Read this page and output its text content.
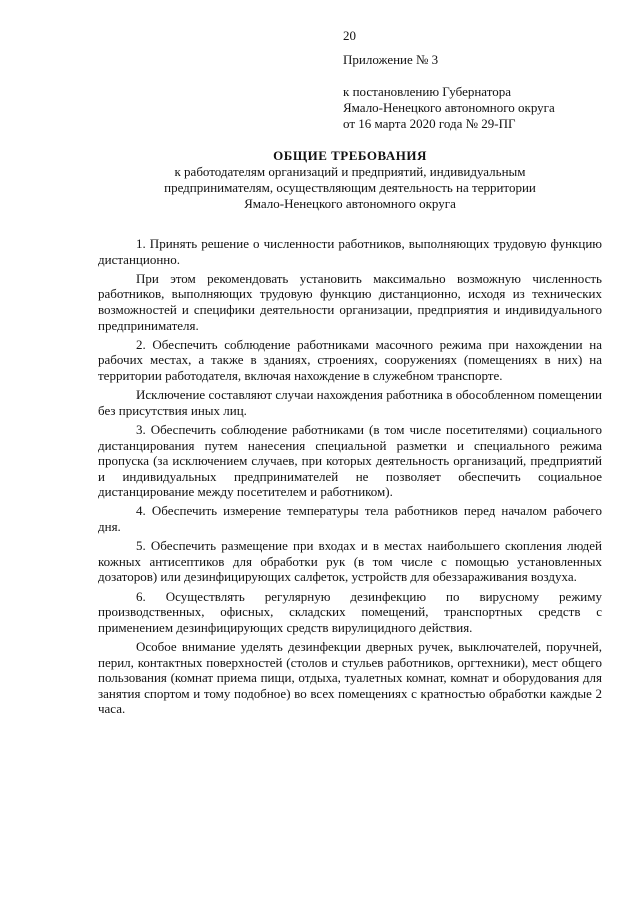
20
Приложение № 3
к постановлению Губернатора
Ямало-Ненецкого автономного округа
от 16 марта 2020 года № 29-ПГ
ОБЩИЕ ТРЕБОВАНИЯ
к работодателям организаций и предприятий, индивидуальным
предпринимателям, осуществляющим деятельность на территории
Ямало-Ненецкого автономного округа

1. Принять решение о численности работников, выполняющих трудовую функцию дистанционно.

При этом рекомендовать установить максимально возможную численность работников, выполняющих трудовую функцию дистанционно, исходя из технических возможностей и специфики деятельности организации, предприятия и индивидуального предпринимателя.

2. Обеспечить соблюдение работниками масочного режима при нахождении на рабочих местах, а также в зданиях, строениях, сооружениях (помещениях в них) на территории работодателя, включая нахождение в служебном транспорте.

Исключение составляют случаи нахождения работника в обособленном помещении без присутствия иных лиц.

3. Обеспечить соблюдение работниками (в том числе посетителями) социального дистанцирования путем нанесения специальной разметки и специального режима пропуска (за исключением случаев, при которых деятельность организаций, предприятий и индивидуальных предпринимателей не позволяет обеспечить социальное дистанцирование между посетителем и работником).

4. Обеспечить измерение температуры тела работников перед началом рабочего дня.

5. Обеспечить размещение при входах и в местах наибольшего скопления людей кожных антисептиков для обработки рук (в том числе с помощью установленных дозаторов) или дезинфицирующих салфеток, устройств для обеззараживания воздуха.

6. Осуществлять регулярную дезинфекцию по вирусному режиму производственных, офисных, складских помещений, транспортных средств с применением дезинфицирующих средств вирулицидного действия.

Особое внимание уделять дезинфекции дверных ручек, выключателей, поручней, перил, контактных поверхностей (столов и стульев работников, оргтехники), мест общего пользования (комнат приема пищи, отдыха, туалетных комнат, комнат и оборудования для занятия спортом и тому подобное) во всех помещениях с кратностью обработки каждые 2 часа.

--------

▶ Work to be completed:
Show the lines from the data above that contain the string "дезинфицирующих".

▶ Worked answer:
5. Обеспечить размещение при входах и в местах наибольшего скопления людей кожных антисептиков для обработки рук (в том числе с помощью установленных дозаторов) или дезинфицирующих салфеток, устройств для обеззараживания воздуха.
6. Осуществлять регулярную дезинфекцию по вирусному режиму производственных, офисных, складских помещений, транспортных средств с применением дезинфицирующих средств вирулицидного действия.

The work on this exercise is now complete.